Page excerpt =
Emmerdale – Barnardo’s explains why abused Jacob tells Maya that ‘he loves her’.
“When a young person is manipulated, controlled or forced into taking part in a sexual act, that is sexual abuse. Even if the young person thinks it’s a consensual relationship, it is still abuse.” – Barnardo’s Chief Executive Javed Khan
In 2017-18, Barnardo’s supported 3,300 children, young people, parents and carers, through their child sexual exploitation direct support services. So the body is in the perfect position to explain to ITV viewers the latest goings on with Jacob and Maya in Leeds produced saga Emmerdale.
Guilt and shame – these are two of the reasons why vulnerable and confused grooming victims might believe they love their abuser, Barnardo’s experts explain following the latest development in the teacher/pupil abuse storyline. In last Thursday’s (7th February) episode increasingly vulnerable Jacob, tells manipulative Maya that he loves her.

Stored data =
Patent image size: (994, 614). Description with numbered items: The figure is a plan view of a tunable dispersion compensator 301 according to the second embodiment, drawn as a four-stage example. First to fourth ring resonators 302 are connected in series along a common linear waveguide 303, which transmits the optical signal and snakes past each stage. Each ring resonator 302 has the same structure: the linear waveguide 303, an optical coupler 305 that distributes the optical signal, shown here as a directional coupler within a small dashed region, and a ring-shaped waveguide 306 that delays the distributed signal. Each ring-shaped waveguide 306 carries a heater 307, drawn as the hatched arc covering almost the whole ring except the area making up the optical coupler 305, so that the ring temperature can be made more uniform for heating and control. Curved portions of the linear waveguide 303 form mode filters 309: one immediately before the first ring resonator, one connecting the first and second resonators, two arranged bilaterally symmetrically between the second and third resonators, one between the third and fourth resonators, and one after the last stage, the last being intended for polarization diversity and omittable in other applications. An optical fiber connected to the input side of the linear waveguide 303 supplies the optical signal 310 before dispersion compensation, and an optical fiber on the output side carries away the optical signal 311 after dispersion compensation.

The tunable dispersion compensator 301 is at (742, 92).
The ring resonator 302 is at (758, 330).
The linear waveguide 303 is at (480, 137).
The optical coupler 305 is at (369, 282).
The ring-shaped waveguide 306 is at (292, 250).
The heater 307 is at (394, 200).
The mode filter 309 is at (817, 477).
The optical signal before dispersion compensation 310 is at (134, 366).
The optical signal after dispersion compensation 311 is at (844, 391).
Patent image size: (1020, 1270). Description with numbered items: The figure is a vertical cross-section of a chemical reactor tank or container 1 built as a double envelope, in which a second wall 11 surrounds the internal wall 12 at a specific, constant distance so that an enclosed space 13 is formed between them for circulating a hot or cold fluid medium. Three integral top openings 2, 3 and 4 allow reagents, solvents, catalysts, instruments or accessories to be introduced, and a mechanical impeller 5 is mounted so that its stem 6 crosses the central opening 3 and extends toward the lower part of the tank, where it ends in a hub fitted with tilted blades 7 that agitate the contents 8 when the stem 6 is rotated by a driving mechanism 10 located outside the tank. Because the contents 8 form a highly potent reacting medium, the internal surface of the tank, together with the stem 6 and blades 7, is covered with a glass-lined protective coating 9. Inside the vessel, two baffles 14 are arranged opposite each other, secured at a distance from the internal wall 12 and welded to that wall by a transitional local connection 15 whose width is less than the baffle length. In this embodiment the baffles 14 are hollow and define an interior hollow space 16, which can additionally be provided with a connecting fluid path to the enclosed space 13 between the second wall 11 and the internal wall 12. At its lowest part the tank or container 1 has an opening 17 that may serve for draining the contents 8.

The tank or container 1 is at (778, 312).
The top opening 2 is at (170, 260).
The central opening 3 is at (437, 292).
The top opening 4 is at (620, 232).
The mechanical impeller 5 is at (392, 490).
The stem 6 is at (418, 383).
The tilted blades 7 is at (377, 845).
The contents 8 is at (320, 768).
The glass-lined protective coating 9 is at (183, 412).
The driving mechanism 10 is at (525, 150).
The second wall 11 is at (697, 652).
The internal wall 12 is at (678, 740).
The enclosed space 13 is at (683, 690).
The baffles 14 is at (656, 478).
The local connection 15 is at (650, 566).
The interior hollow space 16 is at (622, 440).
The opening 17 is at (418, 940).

Challenge =
Answer these questions from the Emmerdale article:
(a) Who is quoted saying that abuse is still abuse even if the young person thinks the relationship is consensual?
(b) How many children, young people, parents and carers did Barnardo's support through its child sexual exploitation direct support services in 2017-18?
(c) On what day and date did the episode air in which Jacob tells Maya that he loves her?

Written solution =
(a) Javed Khan, Barnardo's Chief Executive
(b) 3,300
(c) Thursday, 7th February